WHAT THE TASK REQUIRES: Leave the pictures aside and write out exactly every line from the one containing "Convert this document image to plain text." through the last line.

Dataset items:
··········

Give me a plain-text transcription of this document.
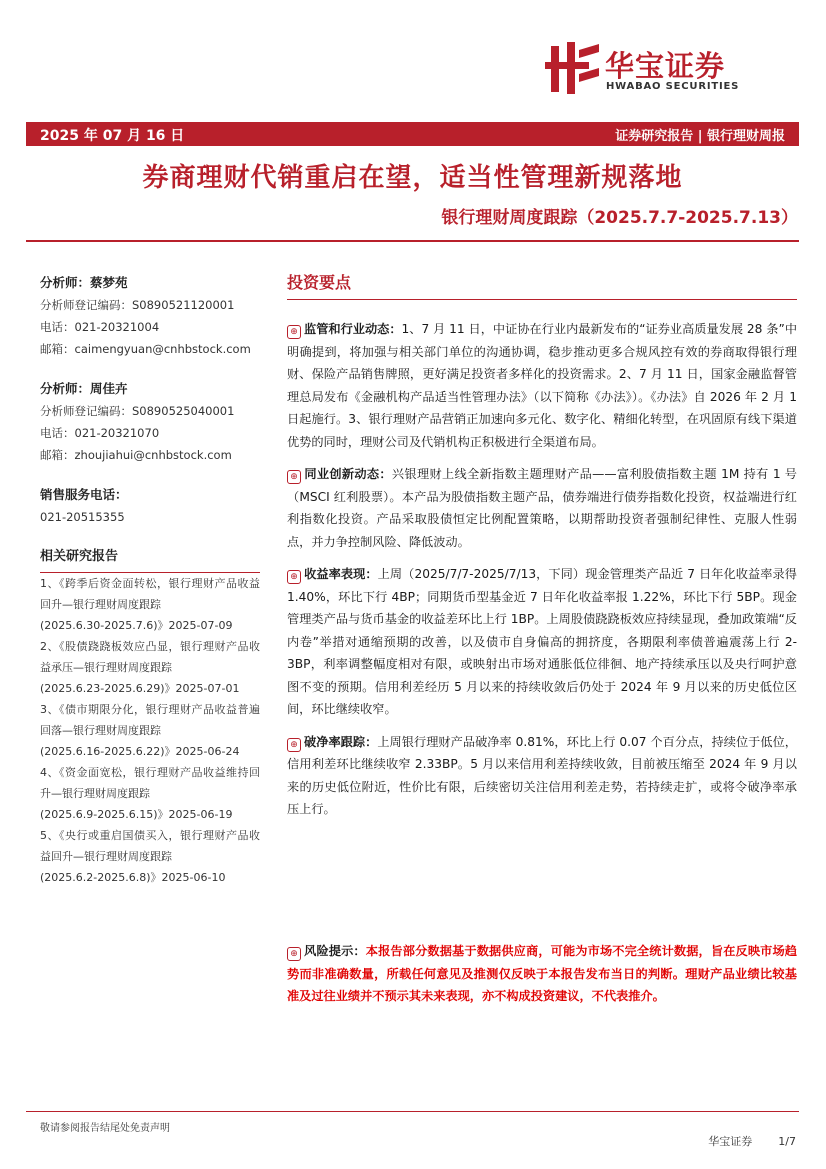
华宝证券
HWABAO SECURITIES
2025 年 07 月 16 日	证券研究报告 | 银行理财周报
券商理财代销重启在望，适当性管理新规落地
银行理财周度跟踪（2025.7.7-2025.7.13）
分析师：蔡梦苑
分析师登记编码：S0890521120001
电话：021-20321004
邮箱：caimengyuan@cnhbstock.com
分析师：周佳卉
分析师登记编码：S0890525040001
电话：021-20321070
邮箱：zhoujiahui@cnhbstock.com
销售服务电话：
021-20515355
相关研究报告
1、《跨季后资金面转松，银行理财产品收益回升—银行理财周度跟踪
(2025.6.30-2025.7.6)》2025-07-09
2、《股债跷跷板效应凸显，银行理财产品收益承压—银行理财周度跟踪
(2025.6.23-2025.6.29)》2025-07-01
3、《债市期限分化，银行理财产品收益普遍回落—银行理财周度跟踪
(2025.6.16-2025.6.22)》2025-06-24
4、《资金面宽松，银行理财产品收益维持回升—银行理财周度跟踪
(2025.6.9-2025.6.15)》2025-06-19
5、《央行或重启国债买入，银行理财产品收益回升—银行理财周度跟踪
(2025.6.2-2025.6.8)》2025-06-10
投资要点
⊕ 监管和行业动态：1、7 月 11 日，中证协在行业内最新发布的“证券业高质量发展 28 条”中明确提到，将加强与相关部门单位的沟通协调，稳步推动更多合规风控有效的券商取得银行理财、保险产品销售牌照，更好满足投资者多样化的投资需求。2、7 月 11 日，国家金融监督管理总局发布《金融机构产品适当性管理办法》（以下简称《办法》）。《办法》自 2026 年 2 月 1 日起施行。3、银行理财产品营销正加速向多元化、数字化、精细化转型，在巩固原有线下渠道优势的同时，理财公司及代销机构正积极进行全渠道布局。
⊕ 同业创新动态：兴银理财上线全新指数主题理财产品——富利股债指数主题 1M 持有 1 号（MSCI 红利股票）。本产品为股债指数主题产品，债券端进行债券指数化投资，权益端进行红利指数化投资。产品采取股债恒定比例配置策略，以期帮助投资者强制纪律性、克服人性弱点，并力争控制风险、降低波动。
⊕ 收益率表现：上周（2025/7/7-2025/7/13，下同）现金管理类产品近 7 日年化收益率录得 1.40%，环比下行 4BP；同期货币型基金近 7 日年化收益率报 1.22%，环比下行 5BP。现金管理类产品与货币基金的收益差环比上行 1BP。上周股债跷跷板效应持续显现，叠加政策端“反内卷”举措对通缩预期的改善，以及债市自身偏高的拥挤度，各期限利率债普遍震荡上行 2-3BP，利率调整幅度相对有限，或映射出市场对通胀低位徘徊、地产持续承压以及央行呵护意图不变的预期。信用利差经历 5 月以来的持续收敛后仍处于 2024 年 9 月以来的历史低位区间，环比继续收窄。
⊕ 破净率跟踪：上周银行理财产品破净率 0.81%，环比上行 0.07 个百分点，持续位于低位，信用利差环比继续收窄 2.33BP。5 月以来信用利差持续收敛，目前被压缩至 2024 年 9 月以来的历史低位附近，性价比有限，后续密切关注信用利差走势，若持续走扩，或将令破净率承压上行。
⊕ 风险提示：本报告部分数据基于数据供应商，可能为市场不完全统计数据，旨在反映市场趋势而非准确数量，所载任何意见及推测仅反映于本报告发布当日的判断。理财产品业绩比较基准及过往业绩并不预示其未来表现，亦不构成投资建议，不代表推介。
敬请参阅报告结尾处免责声明
华宝证券 1/7
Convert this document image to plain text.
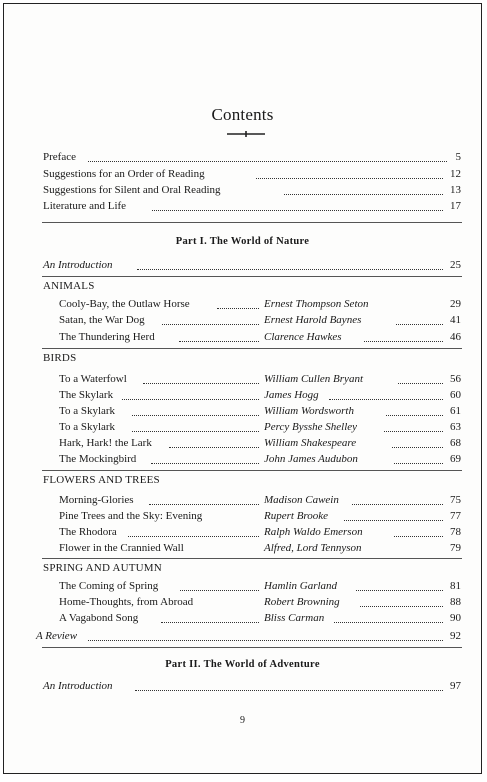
Contents
Preface	5
Suggestions for an Order of Reading	12
Suggestions for Silent and Oral Reading	13
Literature and Life	17
Part I. The World of Nature
An Introduction	25
ANIMALS
Cooly-Bay, the Outlaw Horse	Ernest Thompson Seton	29
Satan, the War Dog	Ernest Harold Baynes	41
The Thundering Herd	Clarence Hawkes	46
BIRDS
To a Waterfowl	William Cullen Bryant	56
The Skylark	James Hogg	60
To a Skylark	William Wordsworth	61
To a Skylark	Percy Bysshe Shelley	63
Hark, Hark! the Lark	William Shakespeare	68
The Mockingbird	John James Audubon	69
FLOWERS AND TREES
Morning-Glories	Madison Cawein	75
Pine Trees and the Sky: Evening	Rupert Brooke	77
The Rhodora	Ralph Waldo Emerson	78
Flower in the Crannied Wall	Alfred, Lord Tennyson	79
SPRING AND AUTUMN
The Coming of Spring	Hamlin Garland	81
Home-Thoughts, from Abroad	Robert Browning	88
A Vagabond Song	Bliss Carman	90
A Review	92
Part II. The World of Adventure
An Introduction	97
9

··········

ANSWER:
Convert this document image to plain text.
Contents
Preface	5
Suggestions for an Order of Reading	12
Suggestions for Silent and Oral Reading	13
Literature and Life	17
Part I. The World of Nature
An Introduction	25
ANIMALS
Cooly-Bay, the Outlaw Horse	Ernest Thompson Seton	29
Satan, the War Dog	Ernest Harold Baynes	41
The Thundering Herd	Clarence Hawkes	46
BIRDS
To a Waterfowl	William Cullen Bryant	56
The Skylark	James Hogg	60
To a Skylark	William Wordsworth	61
To a Skylark	Percy Bysshe Shelley	63
Hark, Hark! the Lark	William Shakespeare	68
The Mockingbird	John James Audubon	69
FLOWERS AND TREES
Morning-Glories	Madison Cawein	75
Pine Trees and the Sky: Evening	Rupert Brooke	77
The Rhodora	Ralph Waldo Emerson	78
Flower in the Crannied Wall	Alfred, Lord Tennyson	79
SPRING AND AUTUMN
The Coming of Spring	Hamlin Garland	81
Home-Thoughts, from Abroad	Robert Browning	88
A Vagabond Song	Bliss Carman	90
A Review	92
Part II. The World of Adventure
An Introduction	97
9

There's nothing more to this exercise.